Set problem
Quote each line of the material verbatim, without the pictures.

Extracts from a graphics dataset
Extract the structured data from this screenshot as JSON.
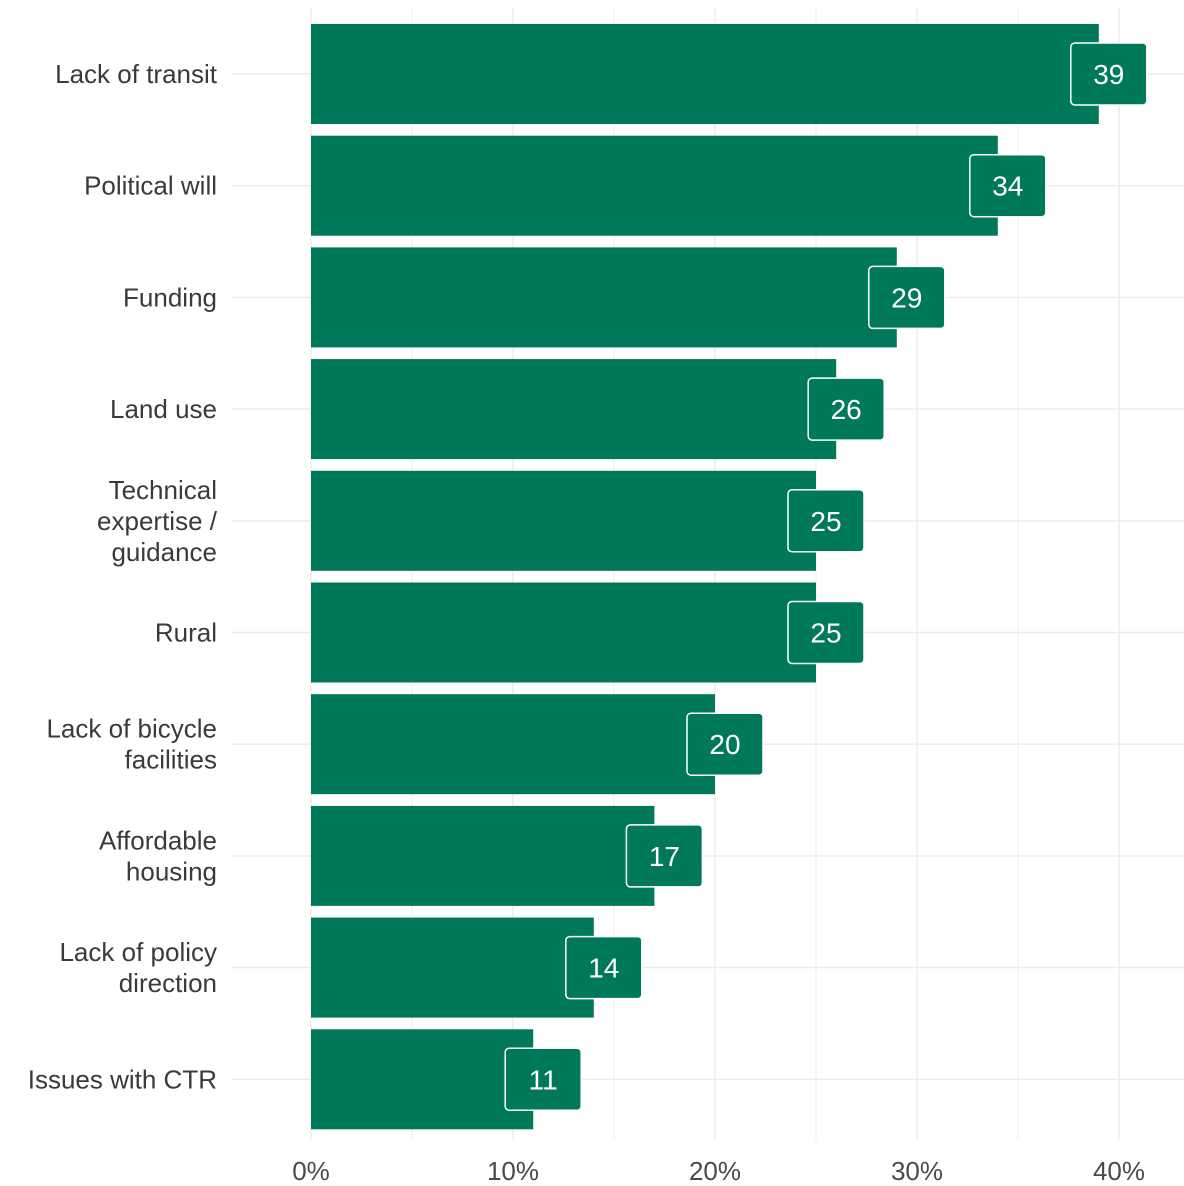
{
  "chart_data": {
    "type": "bar",
    "orientation": "horizontal",
    "categories": [
      "Lack of transit",
      "Political will",
      "Funding",
      "Land use",
      "Technical expertise / guidance",
      "Rural",
      "Lack of bicycle facilities",
      "Affordable housing",
      "Lack of policy direction",
      "Issues with CTR"
    ],
    "values": [
      39,
      34,
      29,
      26,
      25,
      25,
      20,
      17,
      14,
      11
    ],
    "data_labels": [
      "39",
      "34",
      "29",
      "26",
      "25",
      "25",
      "20",
      "17",
      "14",
      "11"
    ],
    "x_ticks": [
      0,
      10,
      20,
      30,
      40
    ],
    "x_tick_labels": [
      "0%",
      "10%",
      "20%",
      "30%",
      "40%"
    ],
    "xlim": [
      0,
      40
    ],
    "title": "",
    "xlabel": "",
    "ylabel": "",
    "grid": true,
    "legend": "none",
    "colors": {
      "bar": "#00785A",
      "label_border": "#ffffff",
      "grid": "#ebebeb",
      "text": "#3a3a3a"
    }
  }
}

Response to this task
Extract the structured data from this screenshot as JSON.
{
  "chart_data": {
    "type": "bar",
    "orientation": "horizontal",
    "categories": [
      "Lack of transit",
      "Political will",
      "Funding",
      "Land use",
      "Technical expertise / guidance",
      "Rural",
      "Lack of bicycle facilities",
      "Affordable housing",
      "Lack of policy direction",
      "Issues with CTR"
    ],
    "values": [
      39,
      34,
      29,
      26,
      25,
      25,
      20,
      17,
      14,
      11
    ],
    "data_labels": [
      "39",
      "34",
      "29",
      "26",
      "25",
      "25",
      "20",
      "17",
      "14",
      "11"
    ],
    "x_ticks": [
      0,
      10,
      20,
      30,
      40
    ],
    "x_tick_labels": [
      "0%",
      "10%",
      "20%",
      "30%",
      "40%"
    ],
    "xlim": [
      0,
      40
    ],
    "title": "",
    "xlabel": "",
    "ylabel": "",
    "grid": true,
    "legend": "none",
    "colors": {
      "bar": "#00785A",
      "label_border": "#ffffff",
      "grid": "#ebebeb",
      "text": "#3a3a3a"
    }
  }
}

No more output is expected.